### SET TASK
In the entries below, find the lines that contain the word "background" and copy them.

### INFORMATION GIVEN
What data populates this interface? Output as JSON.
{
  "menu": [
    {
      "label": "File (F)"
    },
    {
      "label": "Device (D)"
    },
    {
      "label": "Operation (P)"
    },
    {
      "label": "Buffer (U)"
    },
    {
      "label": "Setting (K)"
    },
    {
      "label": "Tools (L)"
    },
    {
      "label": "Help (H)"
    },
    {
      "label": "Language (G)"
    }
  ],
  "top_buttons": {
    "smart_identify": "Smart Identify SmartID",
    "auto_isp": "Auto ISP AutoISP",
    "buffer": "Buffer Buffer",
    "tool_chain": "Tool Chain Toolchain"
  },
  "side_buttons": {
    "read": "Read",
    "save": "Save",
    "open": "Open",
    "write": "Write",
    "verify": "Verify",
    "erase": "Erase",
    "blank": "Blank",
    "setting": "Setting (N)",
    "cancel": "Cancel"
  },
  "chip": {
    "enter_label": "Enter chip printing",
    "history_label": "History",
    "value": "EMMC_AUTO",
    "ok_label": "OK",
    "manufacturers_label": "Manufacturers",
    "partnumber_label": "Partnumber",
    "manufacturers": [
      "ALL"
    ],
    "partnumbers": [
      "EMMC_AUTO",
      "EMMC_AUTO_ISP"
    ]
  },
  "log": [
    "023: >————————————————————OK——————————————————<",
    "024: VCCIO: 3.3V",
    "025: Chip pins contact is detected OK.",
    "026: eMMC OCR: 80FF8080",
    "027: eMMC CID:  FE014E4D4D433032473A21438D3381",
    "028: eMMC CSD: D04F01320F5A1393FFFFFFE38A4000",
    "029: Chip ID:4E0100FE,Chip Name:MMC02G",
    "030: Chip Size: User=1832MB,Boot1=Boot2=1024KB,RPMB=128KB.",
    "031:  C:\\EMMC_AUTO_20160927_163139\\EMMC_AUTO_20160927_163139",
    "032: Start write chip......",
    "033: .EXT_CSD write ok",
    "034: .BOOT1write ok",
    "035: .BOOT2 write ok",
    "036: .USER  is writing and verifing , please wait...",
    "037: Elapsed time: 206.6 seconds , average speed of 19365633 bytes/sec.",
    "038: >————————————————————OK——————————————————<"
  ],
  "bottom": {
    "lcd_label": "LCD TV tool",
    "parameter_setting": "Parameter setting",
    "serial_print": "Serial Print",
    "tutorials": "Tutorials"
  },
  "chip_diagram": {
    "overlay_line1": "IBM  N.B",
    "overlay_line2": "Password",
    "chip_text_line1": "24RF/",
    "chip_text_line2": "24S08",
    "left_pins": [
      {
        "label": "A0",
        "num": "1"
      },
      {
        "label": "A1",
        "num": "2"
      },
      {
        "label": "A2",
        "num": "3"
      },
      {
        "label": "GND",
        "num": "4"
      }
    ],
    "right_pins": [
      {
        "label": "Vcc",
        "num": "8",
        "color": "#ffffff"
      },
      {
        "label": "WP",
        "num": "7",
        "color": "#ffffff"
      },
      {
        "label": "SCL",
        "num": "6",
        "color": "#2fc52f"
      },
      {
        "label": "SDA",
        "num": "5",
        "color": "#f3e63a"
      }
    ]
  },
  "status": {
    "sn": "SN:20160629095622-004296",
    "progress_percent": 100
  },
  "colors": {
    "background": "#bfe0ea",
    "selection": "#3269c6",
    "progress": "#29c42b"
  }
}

==

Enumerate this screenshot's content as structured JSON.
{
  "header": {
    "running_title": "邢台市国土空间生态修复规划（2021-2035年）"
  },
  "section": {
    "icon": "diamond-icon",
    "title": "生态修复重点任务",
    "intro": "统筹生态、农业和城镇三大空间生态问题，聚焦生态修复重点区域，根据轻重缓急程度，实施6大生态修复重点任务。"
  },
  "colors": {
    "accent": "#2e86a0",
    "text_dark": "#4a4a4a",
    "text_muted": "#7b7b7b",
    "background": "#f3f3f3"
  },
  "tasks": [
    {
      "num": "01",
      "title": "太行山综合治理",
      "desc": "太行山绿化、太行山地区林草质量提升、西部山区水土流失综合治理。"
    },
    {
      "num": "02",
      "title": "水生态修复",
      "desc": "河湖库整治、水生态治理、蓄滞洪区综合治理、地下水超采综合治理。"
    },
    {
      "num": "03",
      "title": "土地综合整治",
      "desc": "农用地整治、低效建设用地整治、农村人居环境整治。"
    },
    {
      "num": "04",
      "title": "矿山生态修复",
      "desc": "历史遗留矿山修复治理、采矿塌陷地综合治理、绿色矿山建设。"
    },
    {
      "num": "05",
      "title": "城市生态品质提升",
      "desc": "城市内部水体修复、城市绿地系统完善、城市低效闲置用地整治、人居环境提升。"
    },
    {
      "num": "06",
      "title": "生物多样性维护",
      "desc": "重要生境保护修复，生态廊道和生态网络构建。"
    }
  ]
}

---

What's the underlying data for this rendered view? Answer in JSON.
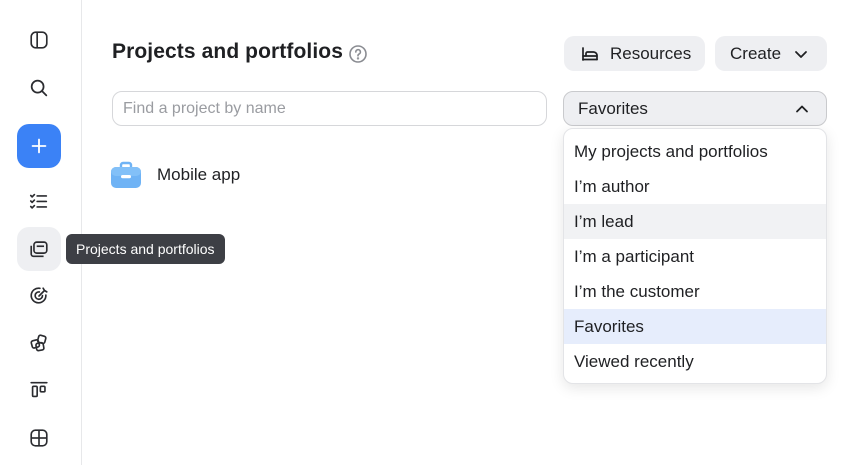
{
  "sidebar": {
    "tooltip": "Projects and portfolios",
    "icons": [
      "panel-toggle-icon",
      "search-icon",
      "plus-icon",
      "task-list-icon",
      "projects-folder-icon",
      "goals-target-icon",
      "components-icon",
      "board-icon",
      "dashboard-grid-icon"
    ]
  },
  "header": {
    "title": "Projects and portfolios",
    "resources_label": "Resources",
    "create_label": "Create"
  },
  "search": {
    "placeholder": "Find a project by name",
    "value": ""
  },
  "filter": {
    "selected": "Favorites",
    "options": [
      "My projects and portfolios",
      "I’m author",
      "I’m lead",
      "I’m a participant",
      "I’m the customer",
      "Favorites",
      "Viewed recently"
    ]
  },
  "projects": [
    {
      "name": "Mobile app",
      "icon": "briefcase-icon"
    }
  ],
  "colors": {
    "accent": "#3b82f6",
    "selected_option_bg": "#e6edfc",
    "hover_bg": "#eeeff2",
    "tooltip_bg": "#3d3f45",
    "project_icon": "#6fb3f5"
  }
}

### ANSWER
    "background": "#bfe0ea",
    "background": "#f3f3f3"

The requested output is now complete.